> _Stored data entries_

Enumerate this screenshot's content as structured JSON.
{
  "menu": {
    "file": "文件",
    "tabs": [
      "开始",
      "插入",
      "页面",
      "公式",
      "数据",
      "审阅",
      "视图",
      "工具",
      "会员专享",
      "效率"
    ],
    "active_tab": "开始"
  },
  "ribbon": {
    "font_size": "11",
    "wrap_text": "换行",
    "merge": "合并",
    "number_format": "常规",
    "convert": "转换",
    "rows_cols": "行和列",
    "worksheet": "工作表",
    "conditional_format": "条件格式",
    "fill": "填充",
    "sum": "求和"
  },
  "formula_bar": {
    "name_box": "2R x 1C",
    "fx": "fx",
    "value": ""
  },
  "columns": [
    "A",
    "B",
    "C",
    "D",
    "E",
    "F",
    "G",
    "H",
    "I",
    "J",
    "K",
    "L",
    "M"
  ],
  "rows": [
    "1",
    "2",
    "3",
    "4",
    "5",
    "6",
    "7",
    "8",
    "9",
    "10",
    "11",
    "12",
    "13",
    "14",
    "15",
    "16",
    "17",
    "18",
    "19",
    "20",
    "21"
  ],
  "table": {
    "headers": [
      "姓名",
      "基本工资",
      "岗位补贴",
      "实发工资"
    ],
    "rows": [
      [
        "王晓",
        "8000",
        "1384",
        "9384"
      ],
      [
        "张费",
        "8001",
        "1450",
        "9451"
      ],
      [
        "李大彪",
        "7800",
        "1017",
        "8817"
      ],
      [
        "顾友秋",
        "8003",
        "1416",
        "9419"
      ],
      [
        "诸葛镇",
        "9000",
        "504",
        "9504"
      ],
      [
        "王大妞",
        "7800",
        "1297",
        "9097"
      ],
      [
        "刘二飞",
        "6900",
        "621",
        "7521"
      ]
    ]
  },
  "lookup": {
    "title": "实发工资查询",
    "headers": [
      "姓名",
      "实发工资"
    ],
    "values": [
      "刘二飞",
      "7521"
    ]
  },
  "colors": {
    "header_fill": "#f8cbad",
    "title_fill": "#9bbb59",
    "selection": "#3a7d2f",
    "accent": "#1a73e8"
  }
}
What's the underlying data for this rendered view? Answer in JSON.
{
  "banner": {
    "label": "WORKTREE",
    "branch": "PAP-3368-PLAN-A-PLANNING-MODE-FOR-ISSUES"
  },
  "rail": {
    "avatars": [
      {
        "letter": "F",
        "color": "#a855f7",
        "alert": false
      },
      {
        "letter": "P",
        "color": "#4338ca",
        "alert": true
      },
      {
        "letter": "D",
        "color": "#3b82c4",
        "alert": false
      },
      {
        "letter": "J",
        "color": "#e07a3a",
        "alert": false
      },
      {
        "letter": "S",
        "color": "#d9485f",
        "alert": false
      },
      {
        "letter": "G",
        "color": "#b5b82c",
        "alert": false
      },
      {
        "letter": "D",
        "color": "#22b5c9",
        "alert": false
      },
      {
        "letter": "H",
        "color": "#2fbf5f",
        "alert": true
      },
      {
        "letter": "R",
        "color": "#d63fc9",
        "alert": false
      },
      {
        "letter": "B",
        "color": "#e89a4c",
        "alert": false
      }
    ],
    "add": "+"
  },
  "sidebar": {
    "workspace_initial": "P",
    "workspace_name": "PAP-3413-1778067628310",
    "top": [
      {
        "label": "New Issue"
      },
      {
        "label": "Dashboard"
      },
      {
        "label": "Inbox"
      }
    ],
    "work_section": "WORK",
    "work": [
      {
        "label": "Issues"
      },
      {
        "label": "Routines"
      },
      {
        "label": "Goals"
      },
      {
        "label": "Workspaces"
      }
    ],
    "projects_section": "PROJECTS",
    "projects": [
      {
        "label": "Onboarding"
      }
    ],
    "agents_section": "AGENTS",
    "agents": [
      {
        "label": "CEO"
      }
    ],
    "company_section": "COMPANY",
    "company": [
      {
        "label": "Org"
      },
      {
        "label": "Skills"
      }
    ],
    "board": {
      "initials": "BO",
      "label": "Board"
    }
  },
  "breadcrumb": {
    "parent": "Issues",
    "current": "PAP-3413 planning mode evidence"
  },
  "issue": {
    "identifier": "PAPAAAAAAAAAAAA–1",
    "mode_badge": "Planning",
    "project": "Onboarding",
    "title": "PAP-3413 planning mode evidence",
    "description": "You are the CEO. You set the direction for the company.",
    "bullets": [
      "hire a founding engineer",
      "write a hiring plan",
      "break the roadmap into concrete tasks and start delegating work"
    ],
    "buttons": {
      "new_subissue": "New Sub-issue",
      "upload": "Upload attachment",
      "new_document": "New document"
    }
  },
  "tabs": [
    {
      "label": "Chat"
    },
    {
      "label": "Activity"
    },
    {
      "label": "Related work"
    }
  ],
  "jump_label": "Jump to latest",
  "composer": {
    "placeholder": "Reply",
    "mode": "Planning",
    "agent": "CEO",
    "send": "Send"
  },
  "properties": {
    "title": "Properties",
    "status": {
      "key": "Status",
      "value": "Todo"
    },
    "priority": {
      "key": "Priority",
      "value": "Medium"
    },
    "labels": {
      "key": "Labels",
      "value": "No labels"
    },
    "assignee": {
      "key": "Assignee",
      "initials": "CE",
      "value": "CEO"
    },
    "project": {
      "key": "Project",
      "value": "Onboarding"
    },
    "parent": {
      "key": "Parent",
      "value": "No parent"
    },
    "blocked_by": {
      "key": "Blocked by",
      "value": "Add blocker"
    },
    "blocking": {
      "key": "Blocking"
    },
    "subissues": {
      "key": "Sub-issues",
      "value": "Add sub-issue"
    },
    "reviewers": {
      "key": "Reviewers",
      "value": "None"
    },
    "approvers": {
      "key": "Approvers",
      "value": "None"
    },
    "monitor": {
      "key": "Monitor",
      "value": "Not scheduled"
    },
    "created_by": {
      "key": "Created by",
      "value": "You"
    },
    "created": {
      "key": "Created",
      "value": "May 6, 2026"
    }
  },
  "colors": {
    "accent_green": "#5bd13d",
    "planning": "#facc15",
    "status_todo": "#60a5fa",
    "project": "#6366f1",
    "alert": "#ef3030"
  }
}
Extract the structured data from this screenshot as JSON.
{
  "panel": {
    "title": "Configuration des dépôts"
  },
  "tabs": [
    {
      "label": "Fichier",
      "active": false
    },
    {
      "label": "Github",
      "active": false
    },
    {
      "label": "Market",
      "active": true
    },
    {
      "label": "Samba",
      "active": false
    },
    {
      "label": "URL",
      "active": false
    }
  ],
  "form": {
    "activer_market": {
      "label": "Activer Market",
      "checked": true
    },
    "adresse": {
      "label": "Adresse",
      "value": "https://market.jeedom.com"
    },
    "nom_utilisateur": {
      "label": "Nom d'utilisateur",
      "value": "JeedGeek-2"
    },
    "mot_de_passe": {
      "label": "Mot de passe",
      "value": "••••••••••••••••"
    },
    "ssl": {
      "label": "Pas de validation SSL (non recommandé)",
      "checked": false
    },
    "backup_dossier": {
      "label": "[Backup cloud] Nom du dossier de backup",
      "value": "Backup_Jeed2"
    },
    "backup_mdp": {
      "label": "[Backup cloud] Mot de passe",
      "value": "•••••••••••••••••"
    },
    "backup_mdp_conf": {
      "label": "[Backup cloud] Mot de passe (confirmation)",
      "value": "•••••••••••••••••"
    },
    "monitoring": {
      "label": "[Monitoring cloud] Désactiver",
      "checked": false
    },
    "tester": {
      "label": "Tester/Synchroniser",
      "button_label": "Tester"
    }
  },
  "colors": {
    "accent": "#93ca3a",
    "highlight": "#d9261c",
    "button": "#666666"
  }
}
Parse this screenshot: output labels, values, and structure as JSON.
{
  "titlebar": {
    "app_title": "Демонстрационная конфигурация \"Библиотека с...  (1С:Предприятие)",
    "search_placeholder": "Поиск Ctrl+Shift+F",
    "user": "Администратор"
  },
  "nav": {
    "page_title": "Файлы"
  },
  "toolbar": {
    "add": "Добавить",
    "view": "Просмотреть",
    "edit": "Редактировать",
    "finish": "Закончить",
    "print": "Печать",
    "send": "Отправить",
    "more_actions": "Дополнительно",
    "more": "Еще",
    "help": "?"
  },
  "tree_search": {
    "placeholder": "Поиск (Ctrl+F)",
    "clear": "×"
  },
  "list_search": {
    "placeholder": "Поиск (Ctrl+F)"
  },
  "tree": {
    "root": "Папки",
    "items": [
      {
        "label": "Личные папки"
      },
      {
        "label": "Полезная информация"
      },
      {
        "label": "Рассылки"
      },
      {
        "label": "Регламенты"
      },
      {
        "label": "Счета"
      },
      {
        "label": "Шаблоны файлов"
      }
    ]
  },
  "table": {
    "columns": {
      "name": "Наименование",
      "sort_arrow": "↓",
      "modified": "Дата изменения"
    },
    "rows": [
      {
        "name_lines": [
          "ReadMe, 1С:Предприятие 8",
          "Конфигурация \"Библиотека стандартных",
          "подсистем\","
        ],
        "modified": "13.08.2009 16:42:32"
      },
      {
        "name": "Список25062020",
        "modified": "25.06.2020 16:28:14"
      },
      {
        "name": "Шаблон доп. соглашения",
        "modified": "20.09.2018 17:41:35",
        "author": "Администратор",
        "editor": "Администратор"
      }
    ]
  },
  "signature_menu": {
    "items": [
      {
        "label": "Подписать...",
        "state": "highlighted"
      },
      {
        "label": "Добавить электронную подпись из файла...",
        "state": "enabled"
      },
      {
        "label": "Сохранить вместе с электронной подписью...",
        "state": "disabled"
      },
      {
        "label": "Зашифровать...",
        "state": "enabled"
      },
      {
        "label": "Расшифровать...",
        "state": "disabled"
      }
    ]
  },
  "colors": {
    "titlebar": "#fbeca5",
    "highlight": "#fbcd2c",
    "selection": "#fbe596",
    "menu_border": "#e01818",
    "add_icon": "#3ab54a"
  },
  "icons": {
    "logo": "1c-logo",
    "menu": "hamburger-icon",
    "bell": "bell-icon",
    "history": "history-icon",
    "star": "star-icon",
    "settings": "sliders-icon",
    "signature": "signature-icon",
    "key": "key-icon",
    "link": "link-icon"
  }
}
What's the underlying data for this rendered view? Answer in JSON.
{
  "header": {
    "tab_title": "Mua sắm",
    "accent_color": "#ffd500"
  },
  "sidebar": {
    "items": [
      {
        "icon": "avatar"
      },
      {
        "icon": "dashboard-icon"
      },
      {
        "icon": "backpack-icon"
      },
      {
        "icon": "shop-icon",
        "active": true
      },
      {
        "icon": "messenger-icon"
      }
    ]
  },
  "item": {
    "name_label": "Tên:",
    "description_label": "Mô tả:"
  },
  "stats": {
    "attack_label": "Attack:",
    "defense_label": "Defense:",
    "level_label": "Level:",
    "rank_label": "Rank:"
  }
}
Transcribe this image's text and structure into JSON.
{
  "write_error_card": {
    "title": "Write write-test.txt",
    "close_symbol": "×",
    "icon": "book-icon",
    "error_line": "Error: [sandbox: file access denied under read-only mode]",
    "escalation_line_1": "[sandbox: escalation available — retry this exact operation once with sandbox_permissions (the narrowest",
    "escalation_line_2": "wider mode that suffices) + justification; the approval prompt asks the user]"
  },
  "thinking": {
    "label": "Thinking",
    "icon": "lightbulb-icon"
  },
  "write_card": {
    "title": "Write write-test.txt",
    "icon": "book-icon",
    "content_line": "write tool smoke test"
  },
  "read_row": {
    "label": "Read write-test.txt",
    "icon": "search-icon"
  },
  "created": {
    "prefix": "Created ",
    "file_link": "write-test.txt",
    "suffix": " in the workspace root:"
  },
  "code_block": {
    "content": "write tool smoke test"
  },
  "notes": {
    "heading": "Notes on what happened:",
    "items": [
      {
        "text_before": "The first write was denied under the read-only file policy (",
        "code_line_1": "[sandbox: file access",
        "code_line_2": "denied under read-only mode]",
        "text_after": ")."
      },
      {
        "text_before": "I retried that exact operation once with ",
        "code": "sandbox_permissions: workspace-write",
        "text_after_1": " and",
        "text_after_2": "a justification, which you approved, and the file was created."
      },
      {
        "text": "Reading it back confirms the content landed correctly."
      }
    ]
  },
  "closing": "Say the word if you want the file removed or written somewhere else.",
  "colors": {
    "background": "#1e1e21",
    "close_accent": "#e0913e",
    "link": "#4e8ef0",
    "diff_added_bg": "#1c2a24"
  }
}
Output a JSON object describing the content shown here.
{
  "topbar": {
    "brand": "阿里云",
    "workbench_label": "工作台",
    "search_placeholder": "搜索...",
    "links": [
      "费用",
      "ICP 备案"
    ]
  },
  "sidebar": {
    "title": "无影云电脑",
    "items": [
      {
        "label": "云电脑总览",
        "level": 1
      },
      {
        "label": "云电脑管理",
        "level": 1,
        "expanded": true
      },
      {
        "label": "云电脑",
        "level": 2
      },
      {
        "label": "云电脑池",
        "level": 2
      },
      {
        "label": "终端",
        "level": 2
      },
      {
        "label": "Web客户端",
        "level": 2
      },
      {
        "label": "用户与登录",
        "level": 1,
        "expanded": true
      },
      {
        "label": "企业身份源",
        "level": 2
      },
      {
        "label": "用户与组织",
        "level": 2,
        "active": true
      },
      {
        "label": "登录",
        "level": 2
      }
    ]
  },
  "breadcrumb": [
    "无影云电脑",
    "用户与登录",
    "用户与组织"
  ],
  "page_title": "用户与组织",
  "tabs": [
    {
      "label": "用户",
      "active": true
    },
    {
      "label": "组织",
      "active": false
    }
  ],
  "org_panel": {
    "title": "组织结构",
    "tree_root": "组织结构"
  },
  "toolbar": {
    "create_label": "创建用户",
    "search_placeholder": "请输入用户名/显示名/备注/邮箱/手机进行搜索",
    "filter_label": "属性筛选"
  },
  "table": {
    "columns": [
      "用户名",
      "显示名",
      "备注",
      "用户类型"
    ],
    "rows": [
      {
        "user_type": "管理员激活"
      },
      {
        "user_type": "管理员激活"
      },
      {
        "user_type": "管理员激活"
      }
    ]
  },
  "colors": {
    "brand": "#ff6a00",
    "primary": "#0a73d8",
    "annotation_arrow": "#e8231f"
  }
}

> _Stated problem_
Pick out each line containing the string "Библиотека" and copy it.

> _Result for this exercise_
    "app_title": "Демонстрационная конфигурация \"Библиотека с...  (1С:Предприятие)",
          "Конфигурация \"Библиотека стандартных",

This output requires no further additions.